Set down each record exactly as written.

### Task input ###

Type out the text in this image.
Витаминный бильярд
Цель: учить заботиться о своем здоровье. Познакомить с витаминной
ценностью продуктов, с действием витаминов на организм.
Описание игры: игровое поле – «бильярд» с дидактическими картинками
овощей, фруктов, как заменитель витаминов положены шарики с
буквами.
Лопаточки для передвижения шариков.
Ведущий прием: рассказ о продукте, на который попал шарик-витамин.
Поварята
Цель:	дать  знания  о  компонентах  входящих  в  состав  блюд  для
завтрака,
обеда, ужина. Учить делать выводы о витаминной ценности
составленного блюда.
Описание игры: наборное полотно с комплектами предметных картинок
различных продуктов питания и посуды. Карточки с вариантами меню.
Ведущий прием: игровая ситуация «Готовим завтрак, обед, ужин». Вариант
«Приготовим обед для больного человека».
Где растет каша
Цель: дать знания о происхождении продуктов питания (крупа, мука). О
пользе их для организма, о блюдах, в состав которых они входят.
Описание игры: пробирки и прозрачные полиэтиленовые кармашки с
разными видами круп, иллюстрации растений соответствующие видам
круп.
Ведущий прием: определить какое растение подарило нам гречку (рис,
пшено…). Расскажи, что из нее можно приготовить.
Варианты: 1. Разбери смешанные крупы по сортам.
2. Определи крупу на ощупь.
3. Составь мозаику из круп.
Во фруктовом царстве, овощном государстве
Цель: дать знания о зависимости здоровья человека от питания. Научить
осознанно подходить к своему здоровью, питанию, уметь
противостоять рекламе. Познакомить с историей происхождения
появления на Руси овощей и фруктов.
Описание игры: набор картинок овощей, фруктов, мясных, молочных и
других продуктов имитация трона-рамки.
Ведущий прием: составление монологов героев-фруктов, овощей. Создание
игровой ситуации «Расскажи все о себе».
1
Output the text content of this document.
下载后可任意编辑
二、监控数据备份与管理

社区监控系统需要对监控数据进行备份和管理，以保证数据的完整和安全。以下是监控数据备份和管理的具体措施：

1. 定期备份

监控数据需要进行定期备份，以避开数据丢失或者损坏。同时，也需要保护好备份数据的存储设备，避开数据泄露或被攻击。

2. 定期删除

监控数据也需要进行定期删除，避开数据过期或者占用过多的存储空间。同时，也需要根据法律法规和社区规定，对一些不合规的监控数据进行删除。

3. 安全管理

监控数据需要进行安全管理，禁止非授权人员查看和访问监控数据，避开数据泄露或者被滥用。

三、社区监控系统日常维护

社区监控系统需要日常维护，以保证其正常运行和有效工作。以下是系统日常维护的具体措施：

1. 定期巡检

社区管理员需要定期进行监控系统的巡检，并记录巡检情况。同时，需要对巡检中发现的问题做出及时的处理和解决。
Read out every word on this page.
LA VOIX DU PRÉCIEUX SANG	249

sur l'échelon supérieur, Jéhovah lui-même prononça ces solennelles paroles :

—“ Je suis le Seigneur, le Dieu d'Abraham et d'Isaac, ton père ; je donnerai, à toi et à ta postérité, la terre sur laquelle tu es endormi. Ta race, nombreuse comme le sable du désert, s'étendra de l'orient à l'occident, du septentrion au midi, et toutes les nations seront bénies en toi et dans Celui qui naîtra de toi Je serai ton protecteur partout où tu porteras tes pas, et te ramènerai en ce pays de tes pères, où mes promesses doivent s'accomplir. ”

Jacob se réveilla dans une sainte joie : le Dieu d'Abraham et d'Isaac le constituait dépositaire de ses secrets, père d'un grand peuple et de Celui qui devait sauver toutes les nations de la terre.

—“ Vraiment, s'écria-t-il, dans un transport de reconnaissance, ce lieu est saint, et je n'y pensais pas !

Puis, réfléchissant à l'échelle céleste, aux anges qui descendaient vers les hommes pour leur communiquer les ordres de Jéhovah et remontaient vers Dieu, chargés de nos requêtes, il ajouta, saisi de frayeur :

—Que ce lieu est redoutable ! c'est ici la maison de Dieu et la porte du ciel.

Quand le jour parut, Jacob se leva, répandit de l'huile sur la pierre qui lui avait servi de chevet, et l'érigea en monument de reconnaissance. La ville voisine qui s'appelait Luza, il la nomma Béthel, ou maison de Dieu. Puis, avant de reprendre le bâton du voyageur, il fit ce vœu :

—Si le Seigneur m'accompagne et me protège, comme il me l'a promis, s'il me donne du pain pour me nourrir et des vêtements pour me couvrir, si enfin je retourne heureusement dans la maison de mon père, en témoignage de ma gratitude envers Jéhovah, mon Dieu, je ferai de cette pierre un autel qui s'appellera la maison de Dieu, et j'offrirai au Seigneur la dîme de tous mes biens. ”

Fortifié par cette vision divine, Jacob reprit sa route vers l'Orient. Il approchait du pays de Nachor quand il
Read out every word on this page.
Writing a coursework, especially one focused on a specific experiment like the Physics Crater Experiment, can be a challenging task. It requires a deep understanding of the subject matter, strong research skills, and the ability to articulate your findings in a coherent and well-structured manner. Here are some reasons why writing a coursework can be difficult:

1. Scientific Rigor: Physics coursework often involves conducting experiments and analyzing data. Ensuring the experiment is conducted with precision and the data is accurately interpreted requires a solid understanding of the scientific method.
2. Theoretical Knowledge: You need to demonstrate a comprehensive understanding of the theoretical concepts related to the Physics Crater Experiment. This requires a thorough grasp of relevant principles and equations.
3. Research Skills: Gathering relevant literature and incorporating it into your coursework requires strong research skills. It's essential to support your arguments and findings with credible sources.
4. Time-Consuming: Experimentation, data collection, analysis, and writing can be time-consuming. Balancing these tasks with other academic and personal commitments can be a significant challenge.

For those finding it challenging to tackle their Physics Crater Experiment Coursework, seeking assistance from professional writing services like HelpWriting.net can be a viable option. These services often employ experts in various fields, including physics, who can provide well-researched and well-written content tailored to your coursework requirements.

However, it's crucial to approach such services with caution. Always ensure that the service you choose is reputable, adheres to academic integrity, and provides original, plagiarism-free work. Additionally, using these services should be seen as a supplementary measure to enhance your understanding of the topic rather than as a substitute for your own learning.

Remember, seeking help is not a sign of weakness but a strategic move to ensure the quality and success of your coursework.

###

In response:
Type out the text in this image.
Витаминный бильярд
Цель: учить заботиться о своем здоровье. Познакомить с витаминной
ценностью продуктов, с действием витаминов на организм.
Описание игры: игровое поле – «бильярд» с дидактическими картинками
овощей, фруктов, как заменитель витаминов положены шарики с
буквами.
Лопаточки для передвижения шариков.
Ведущий прием: рассказ о продукте, на который попал шарик-витамин.
Поварята
Цель:	дать  знания  о  компонентах  входящих  в  состав  блюд  для
завтрака,
обеда, ужина. Учить делать выводы о витаминной ценности
составленного блюда.
Описание игры: наборное полотно с комплектами предметных картинок
различных продуктов питания и посуды. Карточки с вариантами меню.
Ведущий прием: игровая ситуация «Готовим завтрак, обед, ужин». Вариант
«Приготовим обед для больного человека».
Где растет каша
Цель: дать знания о происхождении продуктов питания (крупа, мука). О
пользе их для организма, о блюдах, в состав которых они входят.
Описание игры: пробирки и прозрачные полиэтиленовые кармашки с
разными видами круп, иллюстрации растений соответствующие видам
круп.
Ведущий прием: определить какое растение подарило нам гречку (рис,
пшено…). Расскажи, что из нее можно приготовить.
Варианты: 1. Разбери смешанные крупы по сортам.
2. Определи крупу на ощупь.
3. Составь мозаику из круп.
Во фруктовом царстве, овощном государстве
Цель: дать знания о зависимости здоровья человека от питания. Научить
осознанно подходить к своему здоровью, питанию, уметь
противостоять рекламе. Познакомить с историей происхождения
появления на Руси овощей и фруктов.
Описание игры: набор картинок овощей, фруктов, мясных, молочных и
других продуктов имитация трона-рамки.
Ведущий прием: составление монологов героев-фруктов, овощей. Создание
игровой ситуации «Расскажи все о себе».
1
Output the text content of this document.
下载后可任意编辑
二、监控数据备份与管理

社区监控系统需要对监控数据进行备份和管理，以保证数据的完整和安全。以下是监控数据备份和管理的具体措施：

1. 定期备份

监控数据需要进行定期备份，以避开数据丢失或者损坏。同时，也需要保护好备份数据的存储设备，避开数据泄露或被攻击。

2. 定期删除

监控数据也需要进行定期删除，避开数据过期或者占用过多的存储空间。同时，也需要根据法律法规和社区规定，对一些不合规的监控数据进行删除。

3. 安全管理

监控数据需要进行安全管理，禁止非授权人员查看和访问监控数据，避开数据泄露或者被滥用。

三、社区监控系统日常维护

社区监控系统需要日常维护，以保证其正常运行和有效工作。以下是系统日常维护的具体措施：

1. 定期巡检

社区管理员需要定期进行监控系统的巡检，并记录巡检情况。同时，需要对巡检中发现的问题做出及时的处理和解决。
Read out every word on this page.
LA VOIX DU PRÉCIEUX SANG	249

sur l'échelon supérieur, Jéhovah lui-même prononça ces solennelles paroles :

—“ Je suis le Seigneur, le Dieu d'Abraham et d'Isaac, ton père ; je donnerai, à toi et à ta postérité, la terre sur laquelle tu es endormi. Ta race, nombreuse comme le sable du désert, s'étendra de l'orient à l'occident, du septentrion au midi, et toutes les nations seront bénies en toi et dans Celui qui naîtra de toi Je serai ton protecteur partout où tu porteras tes pas, et te ramènerai en ce pays de tes pères, où mes promesses doivent s'accomplir. ”

Jacob se réveilla dans une sainte joie : le Dieu d'Abraham et d'Isaac le constituait dépositaire de ses secrets, père d'un grand peuple et de Celui qui devait sauver toutes les nations de la terre.

—“ Vraiment, s'écria-t-il, dans un transport de reconnaissance, ce lieu est saint, et je n'y pensais pas !

Puis, réfléchissant à l'échelle céleste, aux anges qui descendaient vers les hommes pour leur communiquer les ordres de Jéhovah et remontaient vers Dieu, chargés de nos requêtes, il ajouta, saisi de frayeur :

—Que ce lieu est redoutable ! c'est ici la maison de Dieu et la porte du ciel.

Quand le jour parut, Jacob se leva, répandit de l'huile sur la pierre qui lui avait servi de chevet, et l'érigea en monument de reconnaissance. La ville voisine qui s'appelait Luza, il la nomma Béthel, ou maison de Dieu. Puis, avant de reprendre le bâton du voyageur, il fit ce vœu :

—Si le Seigneur m'accompagne et me protège, comme il me l'a promis, s'il me donne du pain pour me nourrir et des vêtements pour me couvrir, si enfin je retourne heureusement dans la maison de mon père, en témoignage de ma gratitude envers Jéhovah, mon Dieu, je ferai de cette pierre un autel qui s'appellera la maison de Dieu, et j'offrirai au Seigneur la dîme de tous mes biens. ”

Fortifié par cette vision divine, Jacob reprit sa route vers l'Orient. Il approchait du pays de Nachor quand il
Read out every word on this page.
Writing a coursework, especially one focused on a specific experiment like the Physics Crater Experiment, can be a challenging task. It requires a deep understanding of the subject matter, strong research skills, and the ability to articulate your findings in a coherent and well-structured manner. Here are some reasons why writing a coursework can be difficult:

1. Scientific Rigor: Physics coursework often involves conducting experiments and analyzing data. Ensuring the experiment is conducted with precision and the data is accurately interpreted requires a solid understanding of the scientific method.
2. Theoretical Knowledge: You need to demonstrate a comprehensive understanding of the theoretical concepts related to the Physics Crater Experiment. This requires a thorough grasp of relevant principles and equations.
3. Research Skills: Gathering relevant literature and incorporating it into your coursework requires strong research skills. It's essential to support your arguments and findings with credible sources.
4. Time-Consuming: Experimentation, data collection, analysis, and writing can be time-consuming. Balancing these tasks with other academic and personal commitments can be a significant challenge.

For those finding it challenging to tackle their Physics Crater Experiment Coursework, seeking assistance from professional writing services like HelpWriting.net can be a viable option. These services often employ experts in various fields, including physics, who can provide well-researched and well-written content tailored to your coursework requirements.

However, it's crucial to approach such services with caution. Always ensure that the service you choose is reputable, adheres to academic integrity, and provides original, plagiarism-free work. Additionally, using these services should be seen as a supplementary measure to enhance your understanding of the topic rather than as a substitute for your own learning.

Remember, seeking help is not a sign of weakness but a strategic move to ensure the quality and success of your coursework.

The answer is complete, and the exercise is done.